Update every line of the material by replacing "cell-count" with "count-cell" wherever it occurs, keeping everything else unchanged.

### [Region boundary data]
- - - - - - -
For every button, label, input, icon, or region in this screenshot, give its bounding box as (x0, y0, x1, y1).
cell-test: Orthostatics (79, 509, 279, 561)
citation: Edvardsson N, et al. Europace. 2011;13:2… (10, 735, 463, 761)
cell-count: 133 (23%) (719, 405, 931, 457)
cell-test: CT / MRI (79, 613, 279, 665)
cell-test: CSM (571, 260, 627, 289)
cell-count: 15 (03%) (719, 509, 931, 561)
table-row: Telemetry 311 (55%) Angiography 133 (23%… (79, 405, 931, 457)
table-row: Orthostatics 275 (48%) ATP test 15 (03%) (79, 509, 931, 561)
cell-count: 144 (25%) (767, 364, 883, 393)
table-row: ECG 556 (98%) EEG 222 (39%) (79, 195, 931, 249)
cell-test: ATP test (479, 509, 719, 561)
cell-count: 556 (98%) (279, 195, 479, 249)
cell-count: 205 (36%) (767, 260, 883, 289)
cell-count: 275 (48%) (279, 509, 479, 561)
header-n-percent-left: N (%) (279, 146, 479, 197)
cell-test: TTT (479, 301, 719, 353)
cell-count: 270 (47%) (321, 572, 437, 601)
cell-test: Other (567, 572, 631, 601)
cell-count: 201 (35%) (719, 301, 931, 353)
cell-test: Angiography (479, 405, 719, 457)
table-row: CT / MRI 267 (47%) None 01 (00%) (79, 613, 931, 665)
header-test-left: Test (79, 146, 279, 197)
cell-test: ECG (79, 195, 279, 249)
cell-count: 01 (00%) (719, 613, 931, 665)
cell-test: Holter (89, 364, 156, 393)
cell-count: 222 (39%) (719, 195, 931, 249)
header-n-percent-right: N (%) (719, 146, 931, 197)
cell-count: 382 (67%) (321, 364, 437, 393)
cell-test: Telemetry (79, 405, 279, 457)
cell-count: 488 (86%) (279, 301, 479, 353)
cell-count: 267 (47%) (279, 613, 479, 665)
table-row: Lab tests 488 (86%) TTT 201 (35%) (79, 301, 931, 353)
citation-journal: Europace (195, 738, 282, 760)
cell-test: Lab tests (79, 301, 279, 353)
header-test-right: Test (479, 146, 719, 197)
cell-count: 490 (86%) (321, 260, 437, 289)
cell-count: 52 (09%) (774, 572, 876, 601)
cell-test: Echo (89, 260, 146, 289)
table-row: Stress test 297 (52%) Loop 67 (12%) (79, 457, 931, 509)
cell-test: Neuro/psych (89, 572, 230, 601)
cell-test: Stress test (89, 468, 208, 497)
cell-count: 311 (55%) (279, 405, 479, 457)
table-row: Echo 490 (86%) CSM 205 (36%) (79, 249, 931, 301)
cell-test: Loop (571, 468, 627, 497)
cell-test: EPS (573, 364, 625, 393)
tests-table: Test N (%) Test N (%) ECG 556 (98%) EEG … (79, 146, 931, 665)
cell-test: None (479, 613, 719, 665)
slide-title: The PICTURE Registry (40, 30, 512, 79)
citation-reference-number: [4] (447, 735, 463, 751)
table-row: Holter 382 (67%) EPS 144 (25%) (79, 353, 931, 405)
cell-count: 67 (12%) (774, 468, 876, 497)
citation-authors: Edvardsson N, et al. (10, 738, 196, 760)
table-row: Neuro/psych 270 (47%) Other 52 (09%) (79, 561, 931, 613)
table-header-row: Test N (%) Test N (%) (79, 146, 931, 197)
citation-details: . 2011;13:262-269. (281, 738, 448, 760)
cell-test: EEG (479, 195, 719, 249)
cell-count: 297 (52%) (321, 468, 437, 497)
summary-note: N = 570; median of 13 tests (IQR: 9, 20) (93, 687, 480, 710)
- - - - - - -
### [Complete answer]
For every button, label, input, icon, or region in this screenshot, give its bounding box as (x0, y0, x1, y1).
cell-test: Orthostatics (79, 509, 279, 561)
citation: Edvardsson N, et al. Europace. 2011;13:2… (10, 735, 463, 761)
count-cell: 133 (23%) (719, 405, 931, 457)
cell-test: CT / MRI (79, 613, 279, 665)
cell-test: CSM (571, 260, 627, 289)
count-cell: 15 (03%) (719, 509, 931, 561)
table-row: Telemetry 311 (55%) Angiography 133 (23%… (79, 405, 931, 457)
table-row: Orthostatics 275 (48%) ATP test 15 (03%) (79, 509, 931, 561)
count-cell: 144 (25%) (767, 364, 883, 393)
table-row: ECG 556 (98%) EEG 222 (39%) (79, 195, 931, 249)
cell-test: ATP test (479, 509, 719, 561)
count-cell: 556 (98%) (279, 195, 479, 249)
count-cell: 205 (36%) (767, 260, 883, 289)
count-cell: 275 (48%) (279, 509, 479, 561)
header-n-percent-left: N (%) (279, 146, 479, 197)
cell-test: TTT (479, 301, 719, 353)
count-cell: 270 (47%) (321, 572, 437, 601)
cell-test: Other (567, 572, 631, 601)
count-cell: 201 (35%) (719, 301, 931, 353)
cell-test: Angiography (479, 405, 719, 457)
table-row: CT / MRI 267 (47%) None 01 (00%) (79, 613, 931, 665)
header-test-left: Test (79, 146, 279, 197)
cell-test: ECG (79, 195, 279, 249)
count-cell: 01 (00%) (719, 613, 931, 665)
cell-test: Holter (89, 364, 156, 393)
count-cell: 222 (39%) (719, 195, 931, 249)
header-n-percent-right: N (%) (719, 146, 931, 197)
count-cell: 382 (67%) (321, 364, 437, 393)
cell-test: Telemetry (79, 405, 279, 457)
count-cell: 488 (86%) (279, 301, 479, 353)
count-cell: 267 (47%) (279, 613, 479, 665)
table-row: Lab tests 488 (86%) TTT 201 (35%) (79, 301, 931, 353)
citation-journal: Europace (195, 738, 282, 760)
cell-test: Lab tests (79, 301, 279, 353)
header-test-right: Test (479, 146, 719, 197)
count-cell: 490 (86%) (321, 260, 437, 289)
count-cell: 52 (09%) (774, 572, 876, 601)
cell-test: Echo (89, 260, 146, 289)
table-row: Stress test 297 (52%) Loop 67 (12%) (79, 457, 931, 509)
cell-test: Neuro/psych (89, 572, 230, 601)
cell-test: Stress test (89, 468, 208, 497)
count-cell: 311 (55%) (279, 405, 479, 457)
table-row: Echo 490 (86%) CSM 205 (36%) (79, 249, 931, 301)
cell-test: Loop (571, 468, 627, 497)
cell-test: EPS (573, 364, 625, 393)
tests-table: Test N (%) Test N (%) ECG 556 (98%) EEG … (79, 146, 931, 665)
cell-test: None (479, 613, 719, 665)
slide-title: The PICTURE Registry (40, 30, 512, 79)
citation-reference-number: [4] (447, 735, 463, 751)
table-row: Holter 382 (67%) EPS 144 (25%) (79, 353, 931, 405)
count-cell: 67 (12%) (774, 468, 876, 497)
citation-authors: Edvardsson N, et al. (10, 738, 196, 760)
table-row: Neuro/psych 270 (47%) Other 52 (09%) (79, 561, 931, 613)
table-header-row: Test N (%) Test N (%) (79, 146, 931, 197)
citation-details: . 2011;13:262-269. (281, 738, 448, 760)
cell-test: EEG (479, 195, 719, 249)
count-cell: 297 (52%) (321, 468, 437, 497)
summary-note: N = 570; median of 13 tests (IQR: 9, 20) (93, 687, 480, 710)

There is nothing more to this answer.